◆ **PROVIDED RECORDS**
+++++

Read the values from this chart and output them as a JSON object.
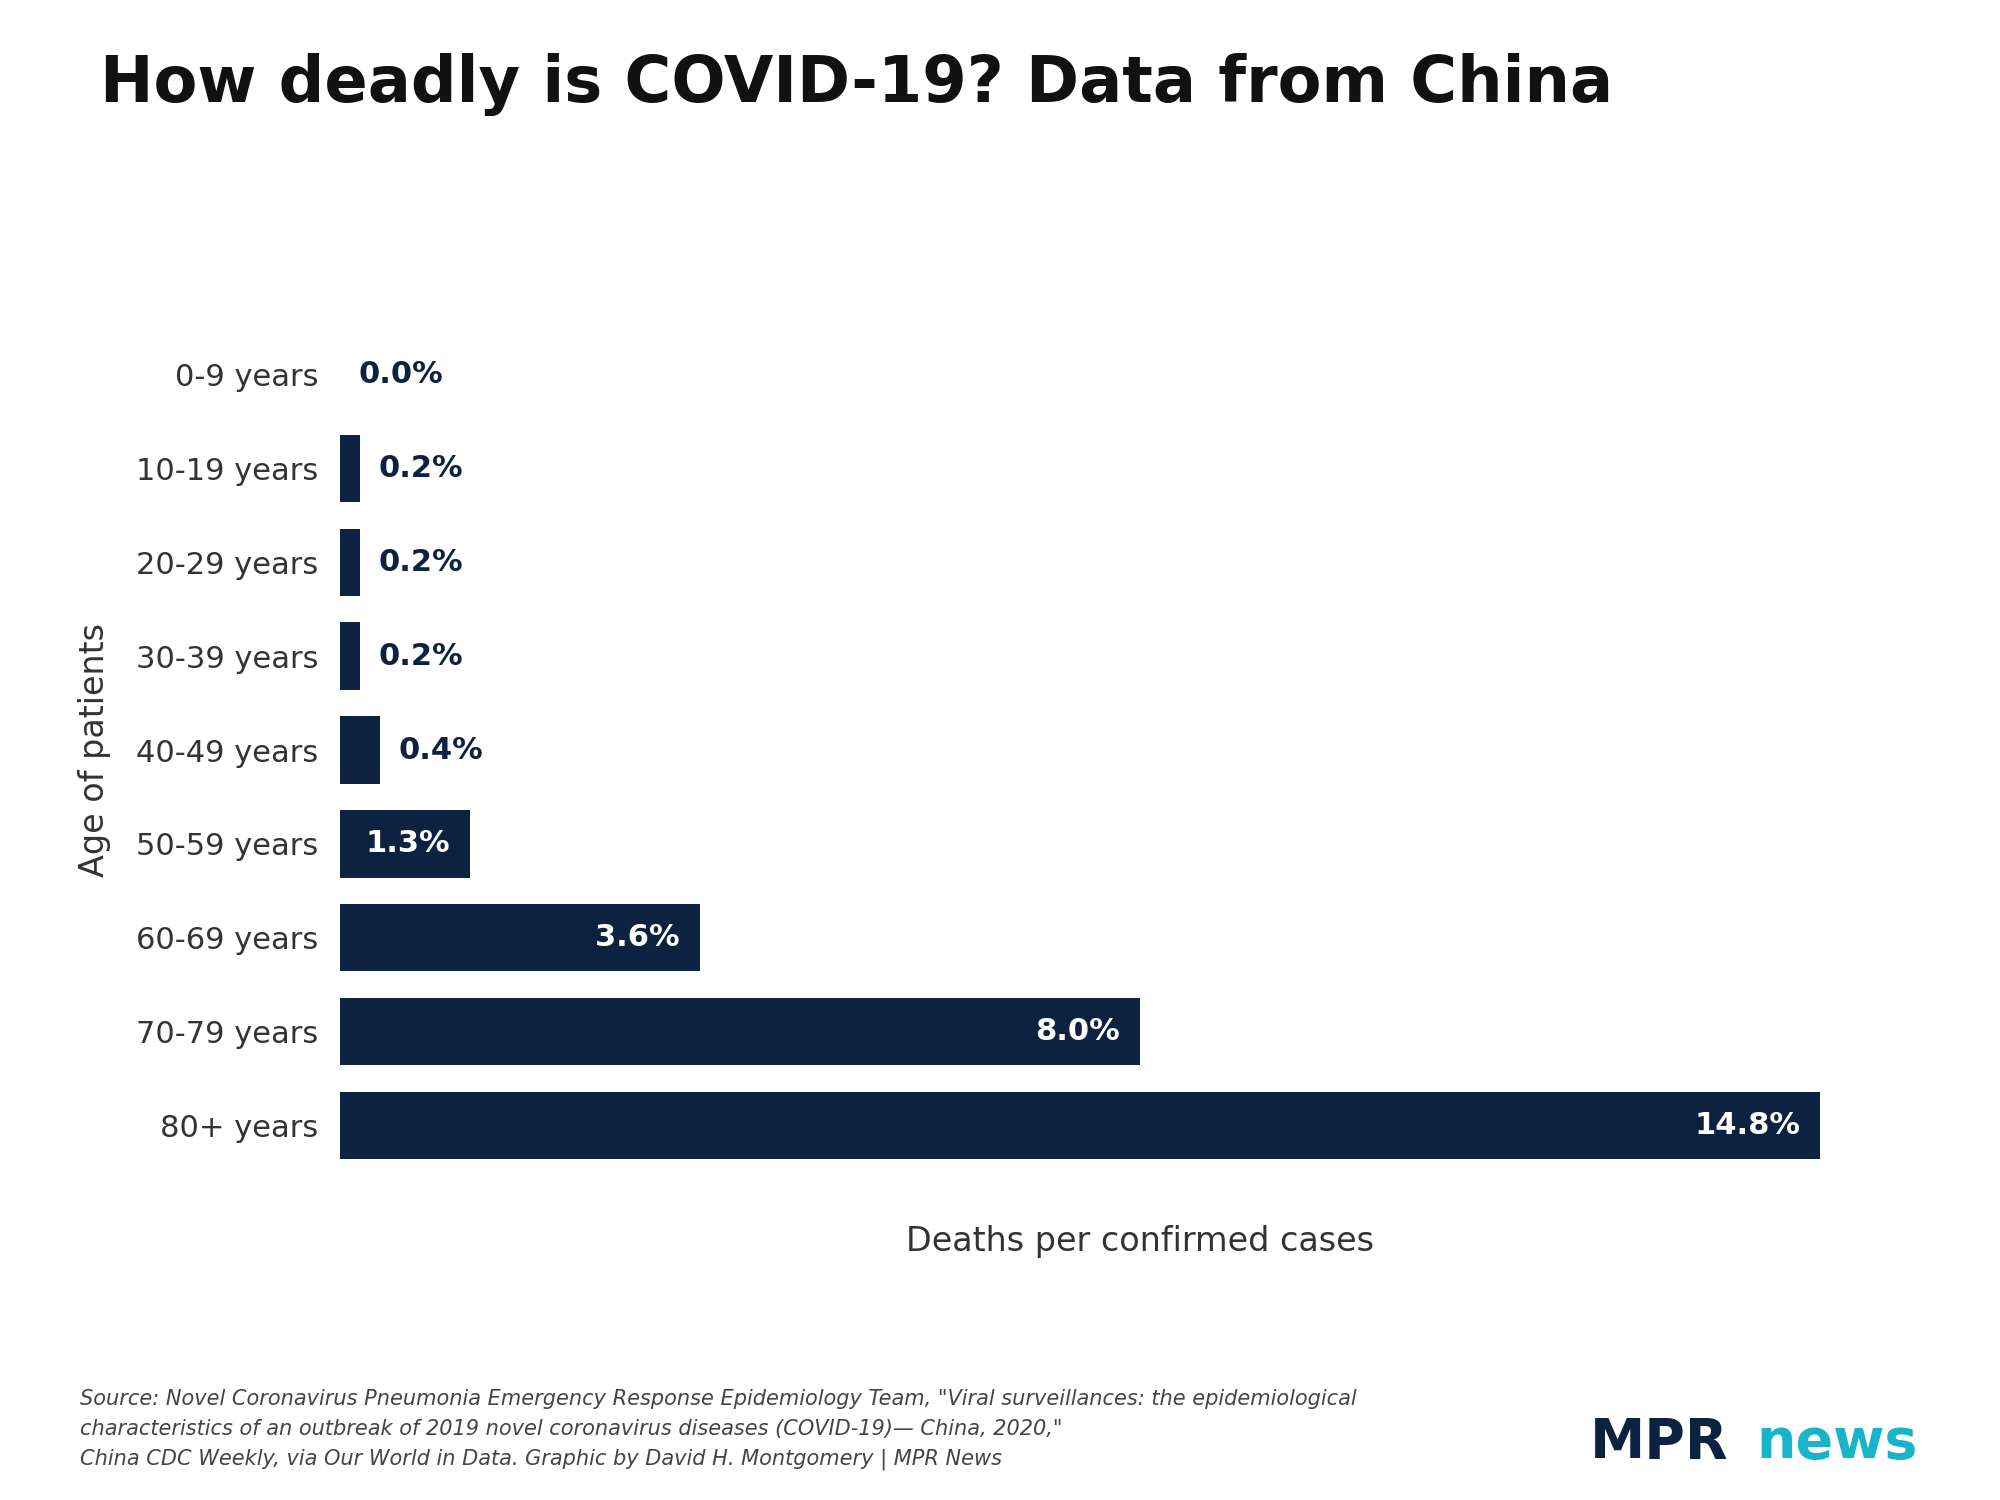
{
  "title": "How deadly is COVID-19? Data from China",
  "categories": [
    "0-9 years",
    "10-19 years",
    "20-29 years",
    "30-39 years",
    "40-49 years",
    "50-59 years",
    "60-69 years",
    "70-79 years",
    "80+ years"
  ],
  "values": [
    0.0,
    0.2,
    0.2,
    0.2,
    0.4,
    1.3,
    3.6,
    8.0,
    14.8
  ],
  "labels": [
    "0.0%",
    "0.2%",
    "0.2%",
    "0.2%",
    "0.4%",
    "1.3%",
    "3.6%",
    "8.0%",
    "14.8%"
  ],
  "bar_color": "#0d2240",
  "background_color": "#ffffff",
  "xlabel": "Deaths per confirmed cases",
  "ylabel": "Age of patients",
  "title_fontsize": 46,
  "axis_label_fontsize": 24,
  "tick_fontsize": 22,
  "bar_label_fontsize": 22,
  "source_text": "Source: Novel Coronavirus Pneumonia Emergency Response Epidemiology Team, \"Viral surveillances: the epidemiological\ncharacteristics of an outbreak of 2019 novel coronavirus diseases (COVID-19)— China, 2020,\"\nChina CDC Weekly, via Our World in Data. Graphic by David H. Montgomery | MPR News",
  "source_fontsize": 15,
  "mpr_text_mpr": "MPR",
  "mpr_text_news": "news",
  "mpr_color": "#0d2240",
  "news_color": "#18b4c8",
  "xlim": [
    0,
    16
  ],
  "label_threshold": 1.0,
  "bar_height": 0.72
}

+++++

◆ **TRY IT**
Repeat the listing exactly, minus its pictures.

◆ **ANSWER TO THIS PROBLEM**
Read the values from this chart and output them as a JSON object.
{
  "title": "How deadly is COVID-19? Data from China",
  "categories": [
    "0-9 years",
    "10-19 years",
    "20-29 years",
    "30-39 years",
    "40-49 years",
    "50-59 years",
    "60-69 years",
    "70-79 years",
    "80+ years"
  ],
  "values": [
    0.0,
    0.2,
    0.2,
    0.2,
    0.4,
    1.3,
    3.6,
    8.0,
    14.8
  ],
  "labels": [
    "0.0%",
    "0.2%",
    "0.2%",
    "0.2%",
    "0.4%",
    "1.3%",
    "3.6%",
    "8.0%",
    "14.8%"
  ],
  "bar_color": "#0d2240",
  "background_color": "#ffffff",
  "xlabel": "Deaths per confirmed cases",
  "ylabel": "Age of patients",
  "title_fontsize": 46,
  "axis_label_fontsize": 24,
  "tick_fontsize": 22,
  "bar_label_fontsize": 22,
  "source_text": "Source: Novel Coronavirus Pneumonia Emergency Response Epidemiology Team, \"Viral surveillances: the epidemiological\ncharacteristics of an outbreak of 2019 novel coronavirus diseases (COVID-19)— China, 2020,\"\nChina CDC Weekly, via Our World in Data. Graphic by David H. Montgomery | MPR News",
  "source_fontsize": 15,
  "mpr_text_mpr": "MPR",
  "mpr_text_news": "news",
  "mpr_color": "#0d2240",
  "news_color": "#18b4c8",
  "xlim": [
    0,
    16
  ],
  "label_threshold": 1.0,
  "bar_height": 0.72
}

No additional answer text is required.